- **WHAT NEEDS TO BE DONE**: Extract each line holding the word "Positive" from the entries.

- **EXTRACTED MATERIAL**:
***

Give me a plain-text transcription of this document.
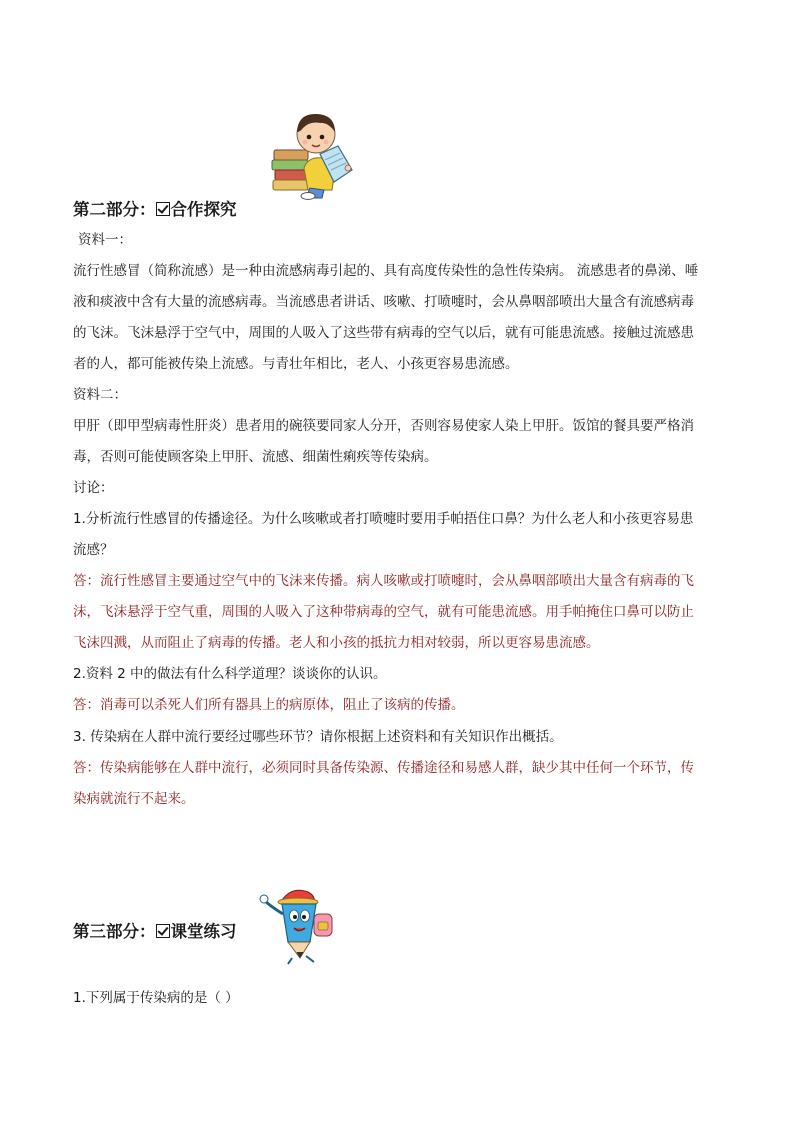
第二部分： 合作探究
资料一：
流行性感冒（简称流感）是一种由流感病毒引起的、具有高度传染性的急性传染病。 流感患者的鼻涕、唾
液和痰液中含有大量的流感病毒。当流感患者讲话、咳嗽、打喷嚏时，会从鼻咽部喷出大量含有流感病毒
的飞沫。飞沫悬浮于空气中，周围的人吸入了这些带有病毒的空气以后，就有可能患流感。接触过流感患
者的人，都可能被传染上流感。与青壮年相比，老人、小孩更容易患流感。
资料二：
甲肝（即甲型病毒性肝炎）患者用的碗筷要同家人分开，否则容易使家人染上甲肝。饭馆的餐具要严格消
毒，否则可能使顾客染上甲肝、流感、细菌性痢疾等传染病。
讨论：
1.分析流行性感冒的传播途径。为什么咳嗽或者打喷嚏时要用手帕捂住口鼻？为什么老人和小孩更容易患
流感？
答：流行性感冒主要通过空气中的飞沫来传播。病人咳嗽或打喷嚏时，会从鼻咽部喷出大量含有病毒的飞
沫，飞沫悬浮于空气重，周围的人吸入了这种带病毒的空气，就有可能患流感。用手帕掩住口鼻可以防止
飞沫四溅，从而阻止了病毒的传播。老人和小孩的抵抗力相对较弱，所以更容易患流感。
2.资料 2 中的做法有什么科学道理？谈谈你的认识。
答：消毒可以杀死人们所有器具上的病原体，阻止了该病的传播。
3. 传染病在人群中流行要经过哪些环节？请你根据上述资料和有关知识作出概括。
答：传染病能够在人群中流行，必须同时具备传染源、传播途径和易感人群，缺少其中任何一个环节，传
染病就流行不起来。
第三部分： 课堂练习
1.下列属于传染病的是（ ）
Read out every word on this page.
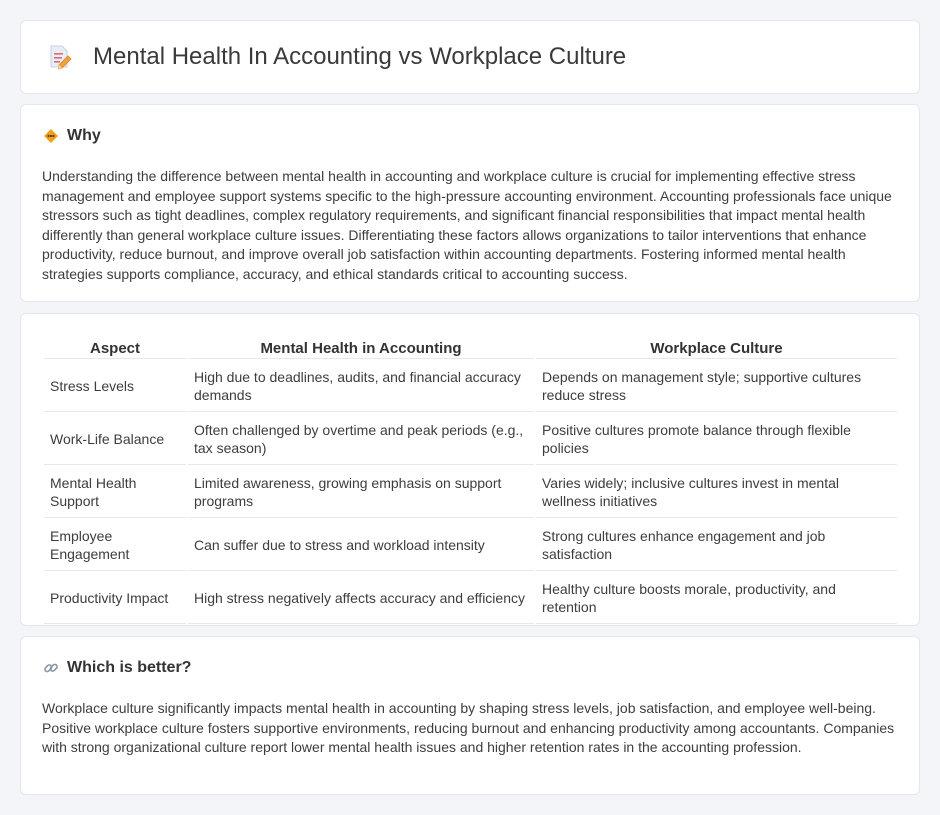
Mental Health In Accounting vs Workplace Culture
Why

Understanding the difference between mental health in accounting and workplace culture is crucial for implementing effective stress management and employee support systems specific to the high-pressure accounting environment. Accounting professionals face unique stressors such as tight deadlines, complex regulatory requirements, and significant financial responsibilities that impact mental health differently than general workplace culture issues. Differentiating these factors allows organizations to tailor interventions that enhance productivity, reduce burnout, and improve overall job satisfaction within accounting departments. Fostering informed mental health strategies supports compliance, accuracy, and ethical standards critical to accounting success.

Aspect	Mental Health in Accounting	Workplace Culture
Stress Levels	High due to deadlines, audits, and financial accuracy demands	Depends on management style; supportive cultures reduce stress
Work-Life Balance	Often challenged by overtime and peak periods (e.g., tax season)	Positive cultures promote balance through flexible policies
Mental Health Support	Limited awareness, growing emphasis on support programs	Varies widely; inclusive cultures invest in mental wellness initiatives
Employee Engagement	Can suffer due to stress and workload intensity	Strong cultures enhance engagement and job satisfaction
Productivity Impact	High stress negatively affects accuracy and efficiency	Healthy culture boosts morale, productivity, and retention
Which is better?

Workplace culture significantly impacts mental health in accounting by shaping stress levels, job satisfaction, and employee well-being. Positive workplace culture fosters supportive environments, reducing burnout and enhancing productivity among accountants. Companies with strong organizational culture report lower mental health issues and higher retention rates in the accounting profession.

***

- **WRITTEN SOLUTION**:
Work-Life Balance	Often challenged by overtime and peak periods (e.g., tax season)	Positive cultures promote balance through flexible policies
Workplace culture significantly impacts mental health in accounting by shaping stress levels, job satisfaction, and employee well-being. Positive workplace culture fosters supportive environments, reducing burnout and enhancing productivity among accountants. Companies with strong organizational culture report lower mental health issues and higher retention rates in the accounting profession.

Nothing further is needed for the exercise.